## Goal of the exercise
Without the images, write out all of the following entries exactly.

────────

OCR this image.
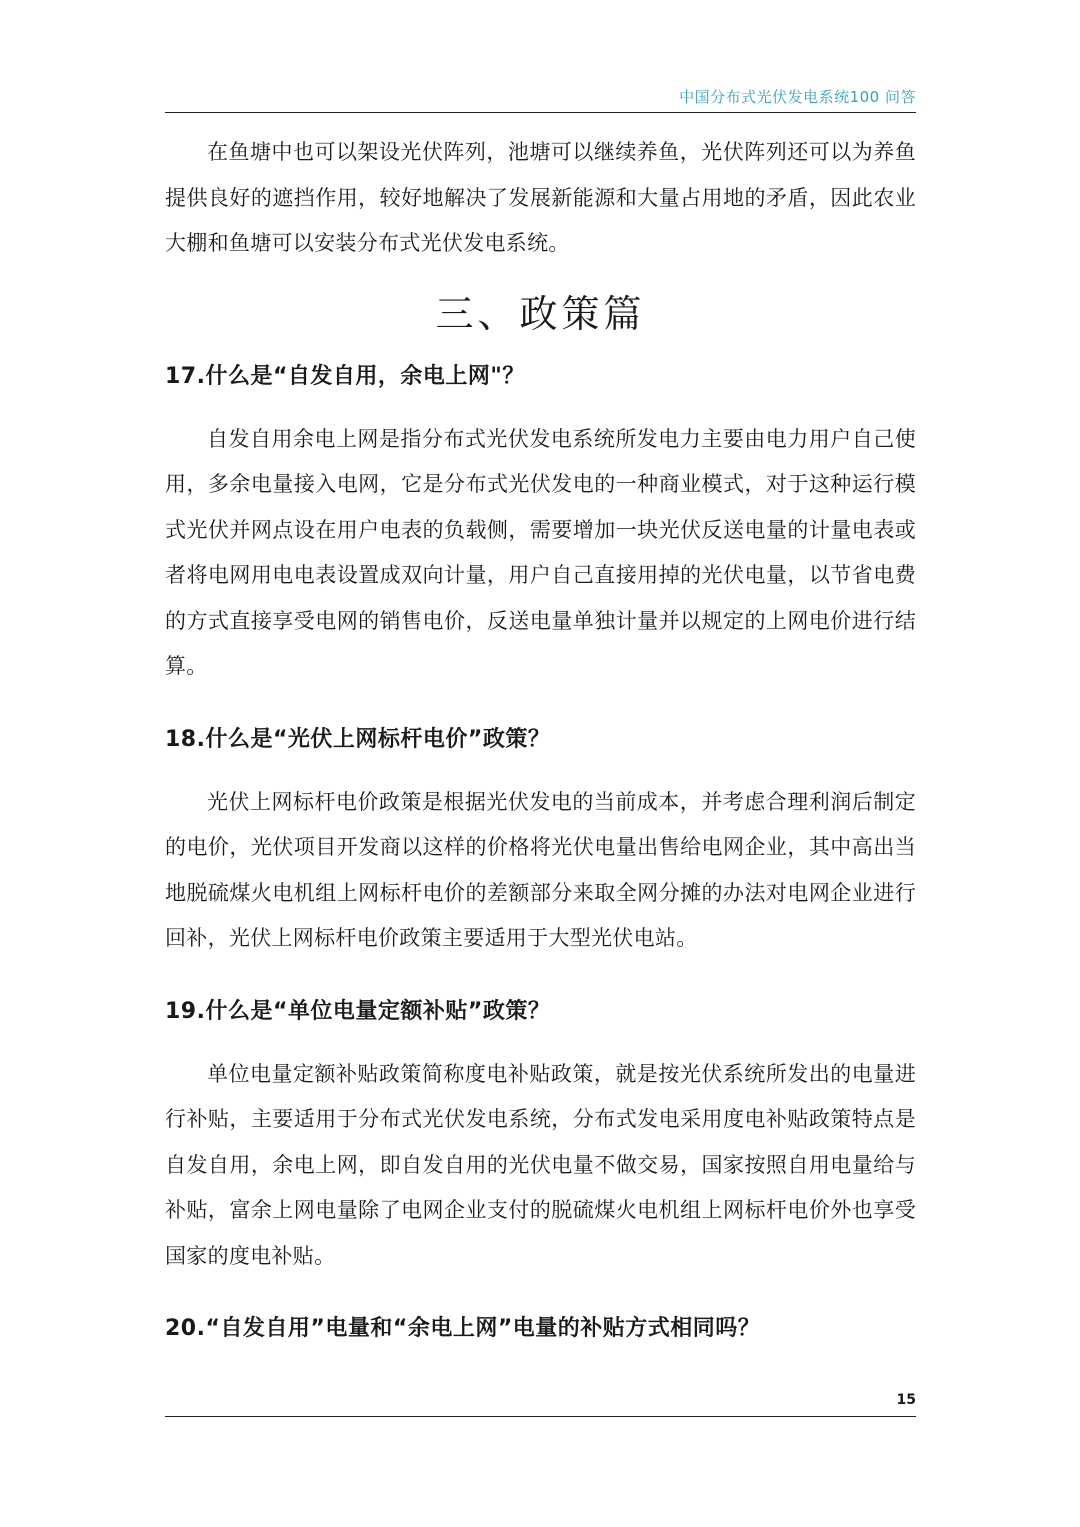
中国分布式光伏发电系统100 问答

在鱼塘中也可以架设光伏阵列，池塘可以继续养鱼，光伏阵列还可以为养鱼提供良好的遮挡作用，较好地解决了发展新能源和大量占用地的矛盾，因此农业大棚和鱼塘可以安装分布式光伏发电系统。

三、政策篇
17.什么是“自发自用，余电上网"？

自发自用余电上网是指分布式光伏发电系统所发电力主要由电力用户自己使用，多余电量接入电网，它是分布式光伏发电的一种商业模式，对于这种运行模式光伏并网点设在用户电表的负载侧，需要增加一块光伏反送电量的计量电表或者将电网用电电表设置成双向计量，用户自己直接用掉的光伏电量，以节省电费的方式直接享受电网的销售电价，反送电量单独计量并以规定的上网电价进行结算。

18.什么是“光伏上网标杆电价”政策？

光伏上网标杆电价政策是根据光伏发电的当前成本，并考虑合理利润后制定的电价，光伏项目开发商以这样的价格将光伏电量出售给电网企业，其中高出当地脱硫煤火电机组上网标杆电价的差额部分来取全网分摊的办法对电网企业进行回补，光伏上网标杆电价政策主要适用于大型光伏电站。

19.什么是“单位电量定额补贴”政策？

单位电量定额补贴政策简称度电补贴政策，就是按光伏系统所发出的电量进行补贴，主要适用于分布式光伏发电系统，分布式发电采用度电补贴政策特点是自发自用，余电上网，即自发自用的光伏电量不做交易，国家按照自用电量给与补贴，富余上网电量除了电网企业支付的脱硫煤火电机组上网标杆电价外也享受国家的度电补贴。

20.“自发自用”电量和“余电上网”电量的补贴方式相同吗？
15
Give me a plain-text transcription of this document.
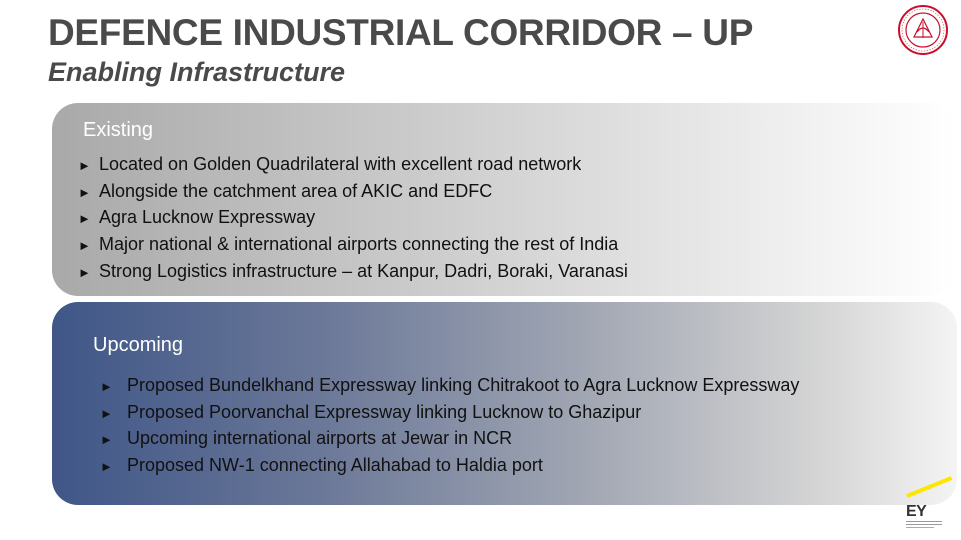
DEFENCE INDUSTRIAL CORRIDOR – UP
Enabling Infrastructure
Existing
► Located on Golden Quadrilateral with excellent road network
► Alongside the catchment area of AKIC and EDFC
► Agra Lucknow Expressway
► Major national & international airports connecting the rest of India
► Strong Logistics infrastructure – at Kanpur, Dadri, Boraki, Varanasi
Upcoming
► Proposed Bundelkhand Expressway linking Chitrakoot to Agra Lucknow Expressway
► Proposed Poorvanchal Expressway linking Lucknow to Ghazipur
► Upcoming international airports at Jewar in NCR
► Proposed NW-1 connecting Allahabad to Haldia port
EY
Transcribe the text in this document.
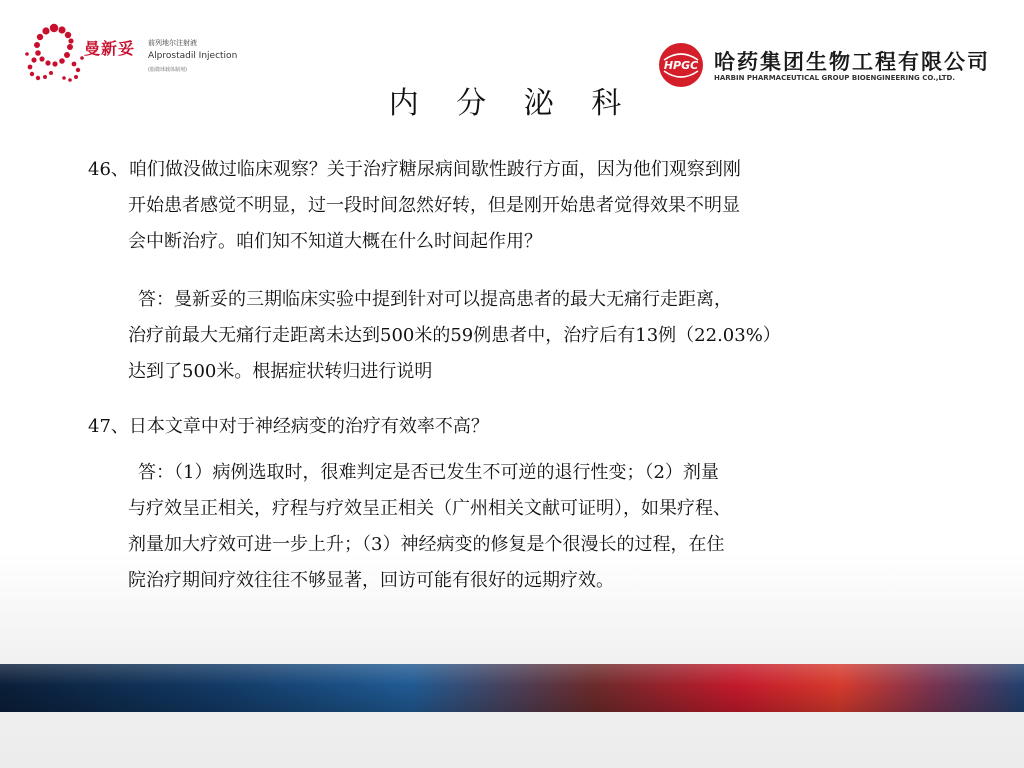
曼新妥 前列地尔注射液
Alprostadil Injection
(脂微球载体制剂)	HPGC 哈药集团生物工程有限公司
HARBIN PHARMACEUTICAL GROUP BIOENGINEERING CO.,LTD.
内 分 泌 科
46、咱们做没做过临床观察？关于治疗糖尿病间歇性跛行方面，因为他们观察到刚
开始患者感觉不明显，过一段时间忽然好转，但是刚开始患者觉得效果不明显
会中断治疗。咱们知不知道大概在什么时间起作用？
答：曼新妥的三期临床实验中提到针对可以提高患者的最大无痛行走距离，
治疗前最大无痛行走距离未达到500米的59例患者中，治疗后有13例（22.03%）
达到了500米。根据症状转归进行说明
47、日本文章中对于神经病变的治疗有效率不高？
答：（1）病例选取时，很难判定是否已发生不可逆的退行性变；（2）剂量
与疗效呈正相关，疗程与疗效呈正相关（广州相关文献可证明），如果疗程、
剂量加大疗效可进一步上升；（3）神经病变的修复是个很漫长的过程，在住
院治疗期间疗效往往不够显著，回访可能有很好的远期疗效。
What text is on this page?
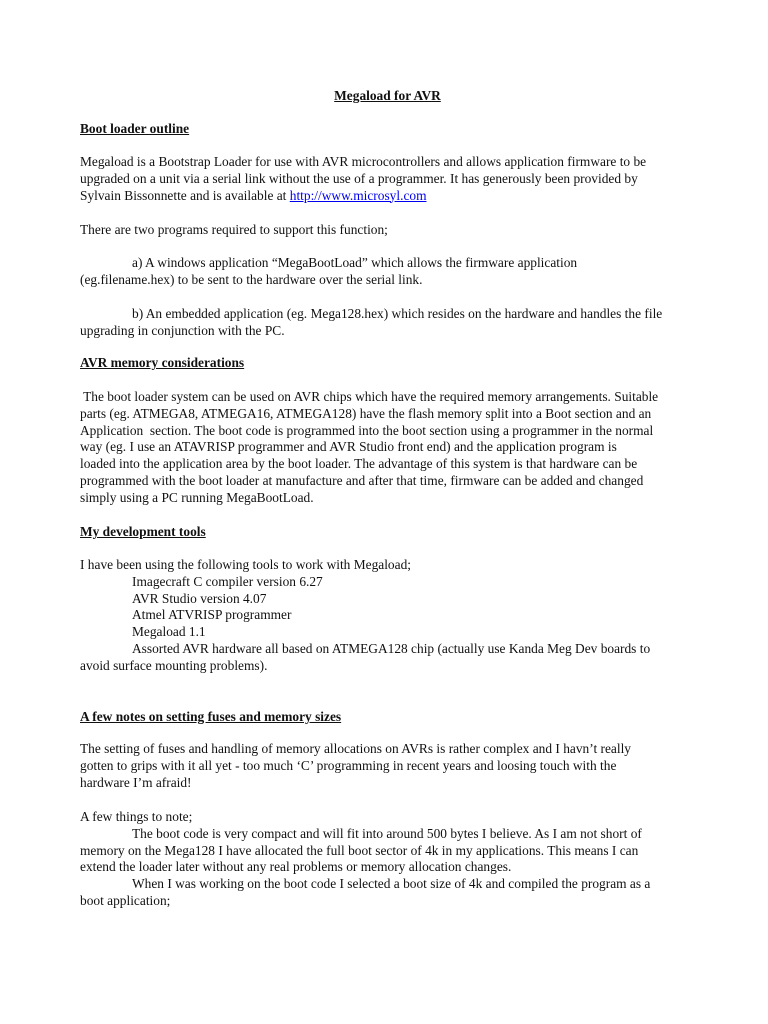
Megaload for AVR
Boot loader outline
Megaload is a Bootstrap Loader for use with AVR microcontrollers and allows application firmware to be
upgraded on a unit via a serial link without the use of a programmer. It has generously been provided by
Sylvain Bissonnette and is available at http://www.microsyl.com
There are two programs required to support this function;
a) A windows application “MegaBootLoad” which allows the firmware application
(eg.filename.hex) to be sent to the hardware over the serial link.
b) An embedded application (eg. Mega128.hex) which resides on the hardware and handles the file
upgrading in conjunction with the PC.
AVR memory considerations
The boot loader system can be used on AVR chips which have the required memory arrangements. Suitable
parts (eg. ATMEGA8, ATMEGA16, ATMEGA128) have the flash memory split into a Boot section and an
Application  section. The boot code is programmed into the boot section using a programmer in the normal
way (eg. I use an ATAVRISP programmer and AVR Studio front end) and the application program is
loaded into the application area by the boot loader. The advantage of this system is that hardware can be
programmed with the boot loader at manufacture and after that time, firmware can be added and changed
simply using a PC running MegaBootLoad.
My development tools
I have been using the following tools to work with Megaload;
Imagecraft C compiler version 6.27
AVR Studio version 4.07
Atmel ATVRISP programmer
Megaload 1.1
Assorted AVR hardware all based on ATMEGA128 chip (actually use Kanda Meg Dev boards to
avoid surface mounting problems).
A few notes on setting fuses and memory sizes
The setting of fuses and handling of memory allocations on AVRs is rather complex and I havn’t really
gotten to grips with it all yet - too much ‘C’ programming in recent years and loosing touch with the
hardware I’m afraid!
A few things to note;
The boot code is very compact and will fit into around 500 bytes I believe. As I am not short of
memory on the Mega128 I have allocated the full boot sector of 4k in my applications. This means I can
extend the loader later without any real problems or memory allocation changes.
When I was working on the boot code I selected a boot size of 4k and compiled the program as a
boot application;
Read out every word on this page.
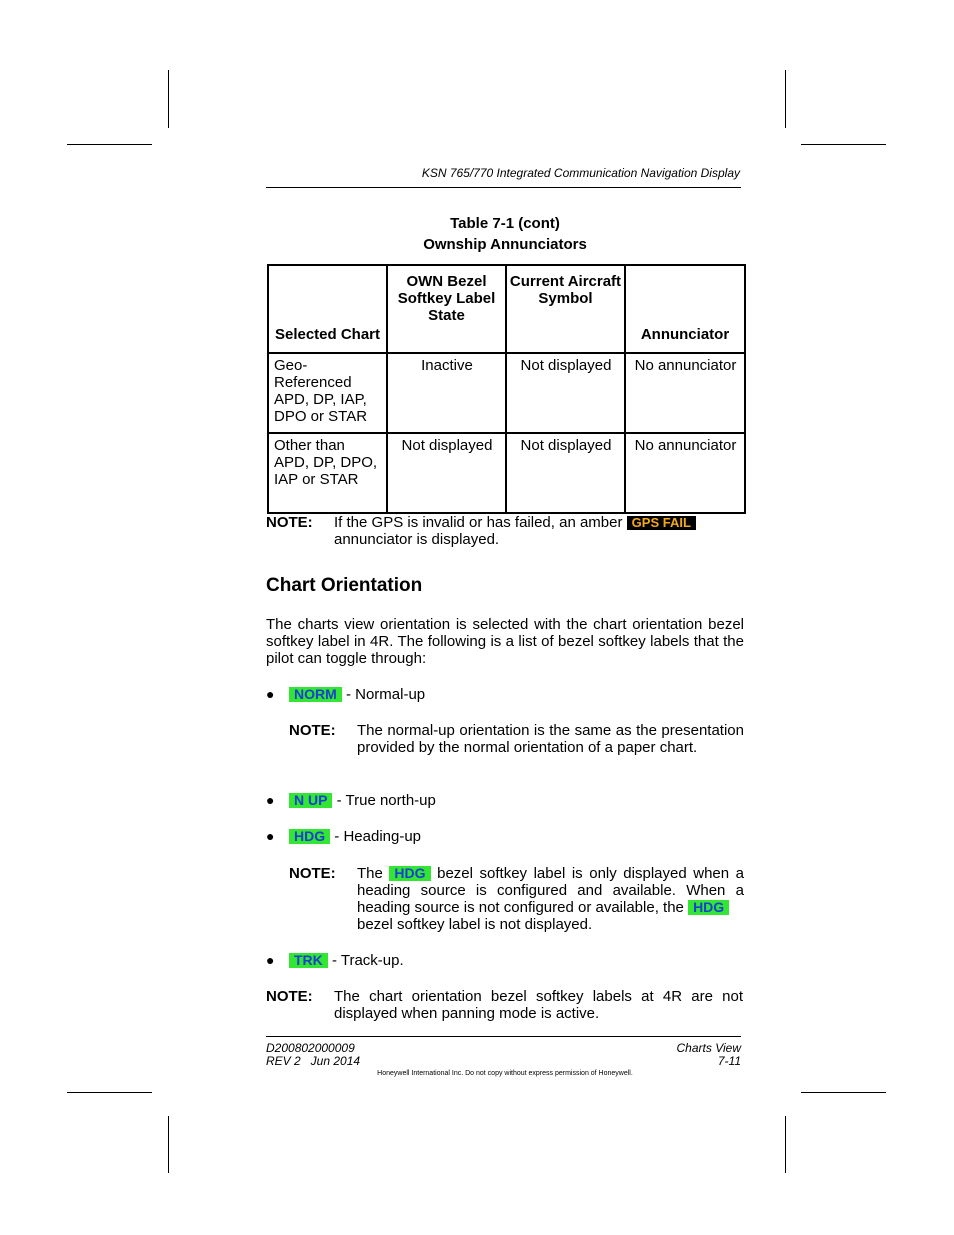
KSN 765/770 Integrated Communication Navigation Display
Table 7-1 (cont)
Ownship Annunciators
Selected Chart	OWN Bezel Softkey Label State	Current Aircraft Symbol	Annunciator
Geo-Referenced APD, DP, IAP, DPO or STAR	Inactive	Not displayed	No annunciator
Other than APD, DP, DPO, IAP or STAR	Not displayed	Not displayed	No annunciator
NOTE: If the GPS is invalid or has failed, an amber GPS FAIL
annunciator is displayed.
Chart Orientation
The charts view orientation is selected with the chart orientation bezel softkey label in 4R. The following is a list of bezel softkey labels that the pilot can toggle through:
●	NORM - Normal-up
NOTE: The normal-up orientation is the same as the presentation provided by the normal orientation of a paper chart.
●	N UP - True north-up
●	HDG - Heading-up
NOTE: The HDG bezel softkey label is only displayed when a heading source is configured and available. When a heading source is not configured or available, the HDG
bezel softkey label is not displayed.
●	TRK - Track-up.
NOTE: The chart orientation bezel softkey labels at 4R are not displayed when panning mode is active.
D200802000009
REV 2   Jun 2014
Charts View
7-11
Honeywell International Inc. Do not copy without express permission of Honeywell.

────────

## Result of this task
OCR this image.
中国分布式光伏发电系统100 问答

在鱼塘中也可以架设光伏阵列，池塘可以继续养鱼，光伏阵列还可以为养鱼提供良好的遮挡作用，较好地解决了发展新能源和大量占用地的矛盾，因此农业大棚和鱼塘可以安装分布式光伏发电系统。

三、政策篇
17.什么是“自发自用，余电上网"？

自发自用余电上网是指分布式光伏发电系统所发电力主要由电力用户自己使用，多余电量接入电网，它是分布式光伏发电的一种商业模式，对于这种运行模式光伏并网点设在用户电表的负载侧，需要增加一块光伏反送电量的计量电表或者将电网用电电表设置成双向计量，用户自己直接用掉的光伏电量，以节省电费的方式直接享受电网的销售电价，反送电量单独计量并以规定的上网电价进行结算。

18.什么是“光伏上网标杆电价”政策？

光伏上网标杆电价政策是根据光伏发电的当前成本，并考虑合理利润后制定的电价，光伏项目开发商以这样的价格将光伏电量出售给电网企业，其中高出当地脱硫煤火电机组上网标杆电价的差额部分来取全网分摊的办法对电网企业进行回补，光伏上网标杆电价政策主要适用于大型光伏电站。

19.什么是“单位电量定额补贴”政策？

单位电量定额补贴政策简称度电补贴政策，就是按光伏系统所发出的电量进行补贴，主要适用于分布式光伏发电系统，分布式发电采用度电补贴政策特点是自发自用，余电上网，即自发自用的光伏电量不做交易，国家按照自用电量给与补贴，富余上网电量除了电网企业支付的脱硫煤火电机组上网标杆电价外也享受国家的度电补贴。

20.“自发自用”电量和“余电上网”电量的补贴方式相同吗？
15
Give me a plain-text transcription of this document.
DEFENCE INDUSTRIAL CORRIDOR – UP
Enabling Infrastructure
Existing
► Located on Golden Quadrilateral with excellent road network
► Alongside the catchment area of AKIC and EDFC
► Agra Lucknow Expressway
► Major national & international airports connecting the rest of India
► Strong Logistics infrastructure – at Kanpur, Dadri, Boraki, Varanasi
Upcoming
► Proposed Bundelkhand Expressway linking Chitrakoot to Agra Lucknow Expressway
► Proposed Poorvanchal Expressway linking Lucknow to Ghazipur
► Upcoming international airports at Jewar in NCR
► Proposed NW-1 connecting Allahabad to Haldia port
EY
Transcribe the text in this document.
曼新妥 前列地尔注射液
Alprostadil Injection
(脂微球载体制剂)	HPGC 哈药集团生物工程有限公司
HARBIN PHARMACEUTICAL GROUP BIOENGINEERING CO.,LTD.
内 分 泌 科
46、咱们做没做过临床观察？关于治疗糖尿病间歇性跛行方面，因为他们观察到刚
开始患者感觉不明显，过一段时间忽然好转，但是刚开始患者觉得效果不明显
会中断治疗。咱们知不知道大概在什么时间起作用？
答：曼新妥的三期临床实验中提到针对可以提高患者的最大无痛行走距离，
治疗前最大无痛行走距离未达到500米的59例患者中，治疗后有13例（22.03%）
达到了500米。根据症状转归进行说明
47、日本文章中对于神经病变的治疗有效率不高？
答：（1）病例选取时，很难判定是否已发生不可逆的退行性变；（2）剂量
与疗效呈正相关，疗程与疗效呈正相关（广州相关文献可证明），如果疗程、
剂量加大疗效可进一步上升；（3）神经病变的修复是个很漫长的过程，在住
院治疗期间疗效往往不够显著，回访可能有很好的远期疗效。
What text is on this page?
Megaload for AVR
Boot loader outline
Megaload is a Bootstrap Loader for use with AVR microcontrollers and allows application firmware to be
upgraded on a unit via a serial link without the use of a programmer. It has generously been provided by
Sylvain Bissonnette and is available at http://www.microsyl.com
There are two programs required to support this function;
a) A windows application “MegaBootLoad” which allows the firmware application
(eg.filename.hex) to be sent to the hardware over the serial link.
b) An embedded application (eg. Mega128.hex) which resides on the hardware and handles the file
upgrading in conjunction with the PC.
AVR memory considerations
The boot loader system can be used on AVR chips which have the required memory arrangements. Suitable
parts (eg. ATMEGA8, ATMEGA16, ATMEGA128) have the flash memory split into a Boot section and an
Application  section. The boot code is programmed into the boot section using a programmer in the normal
way (eg. I use an ATAVRISP programmer and AVR Studio front end) and the application program is
loaded into the application area by the boot loader. The advantage of this system is that hardware can be
programmed with the boot loader at manufacture and after that time, firmware can be added and changed
simply using a PC running MegaBootLoad.
My development tools
I have been using the following tools to work with Megaload;
Imagecraft C compiler version 6.27
AVR Studio version 4.07
Atmel ATVRISP programmer
Megaload 1.1
Assorted AVR hardware all based on ATMEGA128 chip (actually use Kanda Meg Dev boards to
avoid surface mounting problems).
A few notes on setting fuses and memory sizes
The setting of fuses and handling of memory allocations on AVRs is rather complex and I havn’t really
gotten to grips with it all yet - too much ‘C’ programming in recent years and loosing touch with the
hardware I’m afraid!
A few things to note;
The boot code is very compact and will fit into around 500 bytes I believe. As I am not short of
memory on the Mega128 I have allocated the full boot sector of 4k in my applications. This means I can
extend the loader later without any real problems or memory allocation changes.
When I was working on the boot code I selected a boot size of 4k and compiled the program as a
boot application;
Read out every word on this page.
KSN 765/770 Integrated Communication Navigation Display
Table 7-1 (cont)
Ownship Annunciators
Selected Chart	OWN Bezel Softkey Label State	Current Aircraft Symbol	Annunciator
Geo-Referenced APD, DP, IAP, DPO or STAR	Inactive	Not displayed	No annunciator
Other than APD, DP, DPO, IAP or STAR	Not displayed	Not displayed	No annunciator
NOTE: If the GPS is invalid or has failed, an amber GPS FAIL
annunciator is displayed.
Chart Orientation
The charts view orientation is selected with the chart orientation bezel softkey label in 4R. The following is a list of bezel softkey labels that the pilot can toggle through:
●	NORM - Normal-up
NOTE: The normal-up orientation is the same as the presentation provided by the normal orientation of a paper chart.
●	N UP - True north-up
●	HDG - Heading-up
NOTE: The HDG bezel softkey label is only displayed when a heading source is configured and available. When a heading source is not configured or available, the HDG
bezel softkey label is not displayed.
●	TRK - Track-up.
NOTE: The chart orientation bezel softkey labels at 4R are not displayed when panning mode is active.
D200802000009
REV 2   Jun 2014
Charts View
7-11
Honeywell International Inc. Do not copy without express permission of Honeywell.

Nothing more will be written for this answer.